** START EXCERPT **

From the self-description below, I have almost no doubts that you are an ENFP. You say that you do not agree with this ; that's not a problem -- tell us, why _not_ so? 


What is/are the preference(s) (letters) that are giving you a bit of trouble? 

Overall, one has only to figure out four-letters, something many forget. We should be serious with this here analysis, none of that half-baked statements bonanza we so often find within these threads. I, for one, am willing to help you settle down on this.


Edit : On second thought, ENTP also seems likely, albeit a bit less.


----------



## Callie Rose (Sep 13, 2011)

Ludi said:


> Callie Rose,
> 
> From the self-description below, I have almost no doubts that you are an ENFP. You say that you do not agree with this ; that's not a problem -- tell us, why _not_ so?
> 
> ...


I'd say that I know for certain that I'm a xxxP (haha), and it's more than likely that I'm a ExxP, but S/N and T/F give me trouble because I can identify with all of them.

I use Ne a lot, but who's to say I don't use Se? Also, my Si, while not great, is definitely not in the fourth (inferior) position because I have a great memory in general an for details. My Ni is used sometimes, but on cognitive tests it's abysmal.

I use a lot of Te, but also an insane amount of Fe, just with trying to keep people happy. I've wanted to connect with others and I want to be liked - even now (stupid me) I still care about how I appear to other people in terms of looks, behavior, kickassery, etc.

** END EXCERPT **

» **TO BE DONE**:
[1] Return the passage of the personality-type thread starting with "Overall, one has" and going on through "down on this.".
[2] Render this sentence from the personality-type thread in Spanish: "My Ni is used sometimes, but on cognitive tests it's abysmal."
[3] Continue the personality-type thread, picking up after its final sentence.

** START EXTRACTED ENTRIES **

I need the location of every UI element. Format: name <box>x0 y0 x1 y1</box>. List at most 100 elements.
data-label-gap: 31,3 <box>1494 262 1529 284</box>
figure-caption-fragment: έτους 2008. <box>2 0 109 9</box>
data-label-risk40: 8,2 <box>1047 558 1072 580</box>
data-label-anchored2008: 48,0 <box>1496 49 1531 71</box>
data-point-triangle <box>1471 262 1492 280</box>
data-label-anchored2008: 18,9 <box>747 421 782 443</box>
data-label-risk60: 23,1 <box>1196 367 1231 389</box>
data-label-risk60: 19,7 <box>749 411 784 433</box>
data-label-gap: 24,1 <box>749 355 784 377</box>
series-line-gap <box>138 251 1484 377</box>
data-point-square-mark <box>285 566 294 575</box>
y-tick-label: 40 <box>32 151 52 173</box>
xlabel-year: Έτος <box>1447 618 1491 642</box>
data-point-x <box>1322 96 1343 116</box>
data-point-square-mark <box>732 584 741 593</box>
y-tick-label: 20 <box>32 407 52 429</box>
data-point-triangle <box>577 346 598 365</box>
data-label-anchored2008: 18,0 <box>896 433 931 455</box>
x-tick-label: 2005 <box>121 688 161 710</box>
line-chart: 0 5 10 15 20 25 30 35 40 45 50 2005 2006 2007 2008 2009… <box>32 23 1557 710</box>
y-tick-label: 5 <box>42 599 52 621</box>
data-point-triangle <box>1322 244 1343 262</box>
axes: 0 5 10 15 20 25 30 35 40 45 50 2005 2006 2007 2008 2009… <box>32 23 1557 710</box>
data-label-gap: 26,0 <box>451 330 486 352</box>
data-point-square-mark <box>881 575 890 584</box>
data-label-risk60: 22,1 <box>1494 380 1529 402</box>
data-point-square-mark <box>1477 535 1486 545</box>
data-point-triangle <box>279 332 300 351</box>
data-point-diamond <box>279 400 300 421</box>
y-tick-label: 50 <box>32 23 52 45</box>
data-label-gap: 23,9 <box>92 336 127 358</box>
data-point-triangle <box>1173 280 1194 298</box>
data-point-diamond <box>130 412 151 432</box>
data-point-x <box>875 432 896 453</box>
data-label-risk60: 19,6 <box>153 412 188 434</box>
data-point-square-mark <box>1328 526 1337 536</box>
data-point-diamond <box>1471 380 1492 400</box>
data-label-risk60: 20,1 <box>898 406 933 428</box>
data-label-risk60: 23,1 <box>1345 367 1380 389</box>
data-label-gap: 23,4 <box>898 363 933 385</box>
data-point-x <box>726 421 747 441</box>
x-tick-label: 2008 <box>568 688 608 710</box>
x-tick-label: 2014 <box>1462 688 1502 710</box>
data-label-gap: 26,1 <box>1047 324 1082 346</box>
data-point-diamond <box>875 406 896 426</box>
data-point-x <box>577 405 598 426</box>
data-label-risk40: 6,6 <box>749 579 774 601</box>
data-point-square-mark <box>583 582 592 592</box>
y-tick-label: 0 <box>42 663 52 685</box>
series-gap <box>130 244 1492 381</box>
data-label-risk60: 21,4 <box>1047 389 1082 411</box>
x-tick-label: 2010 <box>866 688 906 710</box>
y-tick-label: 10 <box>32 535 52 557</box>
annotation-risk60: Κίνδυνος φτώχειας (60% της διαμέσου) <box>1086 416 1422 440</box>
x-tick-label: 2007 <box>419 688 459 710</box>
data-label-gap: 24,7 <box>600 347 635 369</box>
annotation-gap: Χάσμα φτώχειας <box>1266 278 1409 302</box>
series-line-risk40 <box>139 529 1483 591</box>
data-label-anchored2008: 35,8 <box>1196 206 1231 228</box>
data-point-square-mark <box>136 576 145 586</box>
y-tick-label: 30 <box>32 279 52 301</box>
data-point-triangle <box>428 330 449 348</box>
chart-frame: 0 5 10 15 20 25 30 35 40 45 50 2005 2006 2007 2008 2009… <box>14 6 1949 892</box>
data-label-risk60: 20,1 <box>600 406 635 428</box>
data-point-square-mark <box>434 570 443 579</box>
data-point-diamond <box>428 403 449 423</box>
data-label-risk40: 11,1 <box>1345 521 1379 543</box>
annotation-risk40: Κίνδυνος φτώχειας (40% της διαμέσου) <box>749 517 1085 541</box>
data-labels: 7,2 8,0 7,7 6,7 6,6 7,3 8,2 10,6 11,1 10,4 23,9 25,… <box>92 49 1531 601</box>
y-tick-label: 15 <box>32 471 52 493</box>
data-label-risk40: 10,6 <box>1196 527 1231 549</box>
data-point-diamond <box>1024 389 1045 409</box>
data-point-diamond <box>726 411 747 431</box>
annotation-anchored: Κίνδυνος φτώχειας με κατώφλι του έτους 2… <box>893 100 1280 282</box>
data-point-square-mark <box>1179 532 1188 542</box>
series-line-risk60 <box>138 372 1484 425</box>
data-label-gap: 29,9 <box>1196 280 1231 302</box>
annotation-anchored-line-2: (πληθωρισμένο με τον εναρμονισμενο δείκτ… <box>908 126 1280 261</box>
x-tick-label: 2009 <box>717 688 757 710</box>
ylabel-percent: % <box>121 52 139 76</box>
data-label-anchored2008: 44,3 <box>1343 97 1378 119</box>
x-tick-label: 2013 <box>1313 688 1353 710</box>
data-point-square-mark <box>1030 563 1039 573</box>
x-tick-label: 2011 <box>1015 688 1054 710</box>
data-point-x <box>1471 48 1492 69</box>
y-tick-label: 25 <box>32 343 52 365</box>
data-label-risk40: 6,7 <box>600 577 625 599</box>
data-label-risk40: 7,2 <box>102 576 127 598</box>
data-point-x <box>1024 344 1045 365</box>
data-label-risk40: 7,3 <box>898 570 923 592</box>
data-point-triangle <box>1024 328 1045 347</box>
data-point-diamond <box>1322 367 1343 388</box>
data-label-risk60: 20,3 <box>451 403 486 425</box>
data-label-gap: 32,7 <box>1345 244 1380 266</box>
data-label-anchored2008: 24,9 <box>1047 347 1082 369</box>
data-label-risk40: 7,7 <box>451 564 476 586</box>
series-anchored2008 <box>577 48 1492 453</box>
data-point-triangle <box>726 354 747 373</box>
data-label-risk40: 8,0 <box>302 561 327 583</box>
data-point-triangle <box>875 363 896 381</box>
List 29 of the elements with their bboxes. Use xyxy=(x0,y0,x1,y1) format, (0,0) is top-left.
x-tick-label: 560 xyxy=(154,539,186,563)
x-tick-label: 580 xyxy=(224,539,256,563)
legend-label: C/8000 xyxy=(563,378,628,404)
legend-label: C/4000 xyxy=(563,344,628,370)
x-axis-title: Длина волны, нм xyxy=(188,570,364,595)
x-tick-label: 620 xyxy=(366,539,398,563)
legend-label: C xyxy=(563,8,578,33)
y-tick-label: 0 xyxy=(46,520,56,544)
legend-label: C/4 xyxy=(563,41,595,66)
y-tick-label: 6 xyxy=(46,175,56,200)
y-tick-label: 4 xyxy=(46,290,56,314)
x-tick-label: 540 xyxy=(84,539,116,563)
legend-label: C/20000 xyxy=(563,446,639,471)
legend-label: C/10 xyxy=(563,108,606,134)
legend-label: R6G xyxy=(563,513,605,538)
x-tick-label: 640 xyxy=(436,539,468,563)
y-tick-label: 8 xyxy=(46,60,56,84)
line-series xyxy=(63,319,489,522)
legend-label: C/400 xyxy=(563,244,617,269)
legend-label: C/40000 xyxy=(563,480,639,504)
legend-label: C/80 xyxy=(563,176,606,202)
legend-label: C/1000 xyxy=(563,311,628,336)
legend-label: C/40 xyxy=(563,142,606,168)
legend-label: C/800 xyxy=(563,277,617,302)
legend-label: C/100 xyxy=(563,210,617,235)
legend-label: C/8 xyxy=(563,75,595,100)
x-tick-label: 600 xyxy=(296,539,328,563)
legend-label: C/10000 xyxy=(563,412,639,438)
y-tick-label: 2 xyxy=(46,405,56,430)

** END EXTRACTED ENTRIES **

» **ANSWERS TO EACH TASK**:
[1]
Overall, one has only to figure out four-letters, something many forget. We should be serious with this here analysis, none of that half-baked statements bonanza we so often find within these threads. I, for one, am willing to help you settle down on this.

[2] Mi Ni la uso a veces, pero en las pruebas cognitivas es pésima.

[3]
I refuse to say ENFP because I know someone of the type and I am certainly NOT that loose, hippie-like, moody (okay maybe on that one), or wimpy. I care about global issues but not to an extreme extent. I'm well-liked by my friends and by people I meet with no pretense because I'm an open, exciting, enthusiastic person, but others don't seem to really know how I'll react. Meanwhile, my ENFP friend is basically loved by everyone, even the girl she claims is someone who will be her enemy for life. It's ridiculous.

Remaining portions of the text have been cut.